===== Excerpted records =====

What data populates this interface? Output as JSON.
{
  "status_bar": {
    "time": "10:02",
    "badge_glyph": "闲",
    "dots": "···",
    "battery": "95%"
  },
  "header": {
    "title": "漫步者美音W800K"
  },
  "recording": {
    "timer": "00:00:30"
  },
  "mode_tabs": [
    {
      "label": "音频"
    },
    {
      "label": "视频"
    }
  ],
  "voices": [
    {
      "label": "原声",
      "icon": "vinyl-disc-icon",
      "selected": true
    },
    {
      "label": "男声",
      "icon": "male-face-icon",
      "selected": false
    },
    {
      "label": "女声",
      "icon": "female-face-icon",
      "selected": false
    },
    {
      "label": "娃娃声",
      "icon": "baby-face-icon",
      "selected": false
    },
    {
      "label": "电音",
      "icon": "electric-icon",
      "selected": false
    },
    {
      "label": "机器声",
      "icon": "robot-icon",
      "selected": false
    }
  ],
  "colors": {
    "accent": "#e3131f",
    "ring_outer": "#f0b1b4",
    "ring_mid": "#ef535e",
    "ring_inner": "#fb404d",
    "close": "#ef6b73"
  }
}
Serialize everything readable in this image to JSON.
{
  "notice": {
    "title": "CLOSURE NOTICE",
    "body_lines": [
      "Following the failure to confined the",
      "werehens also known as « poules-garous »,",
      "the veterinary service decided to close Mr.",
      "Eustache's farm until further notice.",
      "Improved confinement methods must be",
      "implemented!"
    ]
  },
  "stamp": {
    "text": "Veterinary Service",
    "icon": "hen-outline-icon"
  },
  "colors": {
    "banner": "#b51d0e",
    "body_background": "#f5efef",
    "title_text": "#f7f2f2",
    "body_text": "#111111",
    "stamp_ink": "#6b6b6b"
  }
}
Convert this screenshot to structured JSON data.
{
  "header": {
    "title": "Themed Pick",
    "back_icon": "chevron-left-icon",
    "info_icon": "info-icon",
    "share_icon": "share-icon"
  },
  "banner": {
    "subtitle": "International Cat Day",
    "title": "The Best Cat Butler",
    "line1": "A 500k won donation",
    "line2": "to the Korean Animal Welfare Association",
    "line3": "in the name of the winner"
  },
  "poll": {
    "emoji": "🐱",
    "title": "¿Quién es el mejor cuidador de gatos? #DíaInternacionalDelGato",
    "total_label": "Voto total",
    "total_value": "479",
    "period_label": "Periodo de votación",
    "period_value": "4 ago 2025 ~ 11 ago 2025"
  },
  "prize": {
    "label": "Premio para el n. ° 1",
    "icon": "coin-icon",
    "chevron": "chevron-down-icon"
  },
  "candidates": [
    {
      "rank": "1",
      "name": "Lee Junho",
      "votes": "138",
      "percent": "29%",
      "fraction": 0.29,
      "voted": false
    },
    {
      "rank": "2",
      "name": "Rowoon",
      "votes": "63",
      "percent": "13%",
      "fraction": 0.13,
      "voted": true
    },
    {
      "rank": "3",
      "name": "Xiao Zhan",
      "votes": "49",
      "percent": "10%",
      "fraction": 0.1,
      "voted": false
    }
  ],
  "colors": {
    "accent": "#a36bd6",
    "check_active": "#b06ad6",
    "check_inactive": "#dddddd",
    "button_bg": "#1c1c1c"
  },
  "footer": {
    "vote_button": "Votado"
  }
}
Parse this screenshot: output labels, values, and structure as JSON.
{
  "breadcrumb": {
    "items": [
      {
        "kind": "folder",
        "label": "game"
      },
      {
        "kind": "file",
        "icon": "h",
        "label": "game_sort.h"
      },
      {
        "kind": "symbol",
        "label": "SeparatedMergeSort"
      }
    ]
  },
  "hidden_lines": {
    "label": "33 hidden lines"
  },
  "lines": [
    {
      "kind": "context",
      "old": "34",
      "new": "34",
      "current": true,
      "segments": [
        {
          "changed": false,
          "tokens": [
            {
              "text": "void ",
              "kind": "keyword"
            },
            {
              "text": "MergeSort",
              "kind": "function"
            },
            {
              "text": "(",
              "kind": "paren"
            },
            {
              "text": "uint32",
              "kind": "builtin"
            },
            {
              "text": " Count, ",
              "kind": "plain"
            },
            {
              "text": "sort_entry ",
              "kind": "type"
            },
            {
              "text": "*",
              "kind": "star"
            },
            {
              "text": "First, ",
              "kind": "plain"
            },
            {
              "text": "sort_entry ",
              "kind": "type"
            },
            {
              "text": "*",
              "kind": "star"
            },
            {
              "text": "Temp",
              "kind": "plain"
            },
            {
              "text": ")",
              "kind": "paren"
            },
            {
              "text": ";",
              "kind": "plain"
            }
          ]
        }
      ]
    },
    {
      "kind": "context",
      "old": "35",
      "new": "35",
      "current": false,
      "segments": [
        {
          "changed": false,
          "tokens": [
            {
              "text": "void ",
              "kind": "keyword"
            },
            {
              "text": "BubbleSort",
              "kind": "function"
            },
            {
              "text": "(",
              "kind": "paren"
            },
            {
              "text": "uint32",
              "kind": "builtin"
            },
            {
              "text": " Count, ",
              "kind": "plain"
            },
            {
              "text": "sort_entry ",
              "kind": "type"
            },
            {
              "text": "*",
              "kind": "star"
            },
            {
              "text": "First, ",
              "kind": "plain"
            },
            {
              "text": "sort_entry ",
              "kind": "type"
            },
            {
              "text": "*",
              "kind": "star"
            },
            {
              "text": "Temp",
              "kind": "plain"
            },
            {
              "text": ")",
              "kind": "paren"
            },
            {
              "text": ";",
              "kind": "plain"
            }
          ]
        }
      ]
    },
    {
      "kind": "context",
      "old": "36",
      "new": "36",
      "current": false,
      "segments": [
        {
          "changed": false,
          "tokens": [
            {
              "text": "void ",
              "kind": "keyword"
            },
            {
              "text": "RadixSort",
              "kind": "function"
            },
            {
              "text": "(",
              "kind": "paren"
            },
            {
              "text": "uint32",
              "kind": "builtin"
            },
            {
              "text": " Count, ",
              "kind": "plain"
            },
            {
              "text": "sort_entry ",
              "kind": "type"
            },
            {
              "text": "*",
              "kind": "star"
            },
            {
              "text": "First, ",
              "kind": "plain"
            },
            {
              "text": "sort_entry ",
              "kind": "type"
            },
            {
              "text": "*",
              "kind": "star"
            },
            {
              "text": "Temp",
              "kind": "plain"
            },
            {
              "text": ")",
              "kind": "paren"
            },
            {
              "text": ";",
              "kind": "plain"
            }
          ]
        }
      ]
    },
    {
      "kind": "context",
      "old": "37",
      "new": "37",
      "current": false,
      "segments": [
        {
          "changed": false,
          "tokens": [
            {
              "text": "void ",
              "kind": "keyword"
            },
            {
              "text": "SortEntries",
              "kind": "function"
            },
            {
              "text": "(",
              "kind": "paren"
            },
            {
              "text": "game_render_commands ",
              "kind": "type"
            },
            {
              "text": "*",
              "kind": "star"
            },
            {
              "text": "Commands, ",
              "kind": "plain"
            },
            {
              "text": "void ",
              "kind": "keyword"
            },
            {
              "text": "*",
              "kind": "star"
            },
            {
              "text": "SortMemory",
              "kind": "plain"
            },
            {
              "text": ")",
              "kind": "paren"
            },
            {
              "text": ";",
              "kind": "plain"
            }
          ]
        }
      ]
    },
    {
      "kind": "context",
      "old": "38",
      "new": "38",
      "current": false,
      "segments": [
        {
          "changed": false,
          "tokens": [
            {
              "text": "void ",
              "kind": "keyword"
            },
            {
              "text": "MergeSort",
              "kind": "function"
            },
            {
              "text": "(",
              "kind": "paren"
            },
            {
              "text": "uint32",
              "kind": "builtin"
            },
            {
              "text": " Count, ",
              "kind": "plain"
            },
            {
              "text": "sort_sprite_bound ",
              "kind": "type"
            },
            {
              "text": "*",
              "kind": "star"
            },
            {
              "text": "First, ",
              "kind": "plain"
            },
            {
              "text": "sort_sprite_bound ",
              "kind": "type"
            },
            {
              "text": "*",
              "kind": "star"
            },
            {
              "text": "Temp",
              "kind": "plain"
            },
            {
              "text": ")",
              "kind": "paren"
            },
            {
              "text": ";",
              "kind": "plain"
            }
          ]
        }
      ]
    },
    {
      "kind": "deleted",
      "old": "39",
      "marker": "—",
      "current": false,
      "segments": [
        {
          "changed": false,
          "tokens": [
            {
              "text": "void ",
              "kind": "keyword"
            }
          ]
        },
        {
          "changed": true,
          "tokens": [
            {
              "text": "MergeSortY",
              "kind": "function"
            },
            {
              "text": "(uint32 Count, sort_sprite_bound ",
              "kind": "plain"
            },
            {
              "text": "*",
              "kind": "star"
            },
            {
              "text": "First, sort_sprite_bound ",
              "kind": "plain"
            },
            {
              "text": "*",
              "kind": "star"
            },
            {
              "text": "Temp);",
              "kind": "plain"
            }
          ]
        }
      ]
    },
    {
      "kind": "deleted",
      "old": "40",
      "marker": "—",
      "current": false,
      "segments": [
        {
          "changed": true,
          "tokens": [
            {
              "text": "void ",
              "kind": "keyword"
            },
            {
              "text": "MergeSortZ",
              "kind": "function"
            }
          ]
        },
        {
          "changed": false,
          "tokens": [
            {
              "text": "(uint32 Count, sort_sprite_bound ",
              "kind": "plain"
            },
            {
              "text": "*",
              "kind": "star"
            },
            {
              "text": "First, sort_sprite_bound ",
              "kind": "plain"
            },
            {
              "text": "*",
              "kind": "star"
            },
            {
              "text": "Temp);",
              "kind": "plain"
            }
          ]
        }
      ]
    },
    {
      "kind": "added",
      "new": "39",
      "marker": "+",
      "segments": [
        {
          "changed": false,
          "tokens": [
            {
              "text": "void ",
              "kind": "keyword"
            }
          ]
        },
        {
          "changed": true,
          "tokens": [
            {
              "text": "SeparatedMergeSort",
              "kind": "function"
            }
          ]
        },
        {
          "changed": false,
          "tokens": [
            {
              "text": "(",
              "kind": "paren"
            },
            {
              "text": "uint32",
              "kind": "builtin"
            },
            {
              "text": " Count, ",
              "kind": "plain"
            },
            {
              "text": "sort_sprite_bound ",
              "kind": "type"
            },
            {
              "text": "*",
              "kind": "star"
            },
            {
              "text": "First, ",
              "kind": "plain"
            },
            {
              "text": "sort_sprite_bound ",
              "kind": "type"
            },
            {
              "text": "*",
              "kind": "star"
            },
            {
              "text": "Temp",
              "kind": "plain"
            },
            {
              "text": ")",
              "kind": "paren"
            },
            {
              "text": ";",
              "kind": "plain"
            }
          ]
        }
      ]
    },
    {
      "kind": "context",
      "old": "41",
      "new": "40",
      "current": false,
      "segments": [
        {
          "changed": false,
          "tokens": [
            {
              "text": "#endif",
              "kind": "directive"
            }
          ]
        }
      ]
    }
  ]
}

=====

Task requirements - List the lines of the records where "data" occurs.

Final answer -
What data populates this interface? Output as JSON.
Convert this screenshot to structured JSON data.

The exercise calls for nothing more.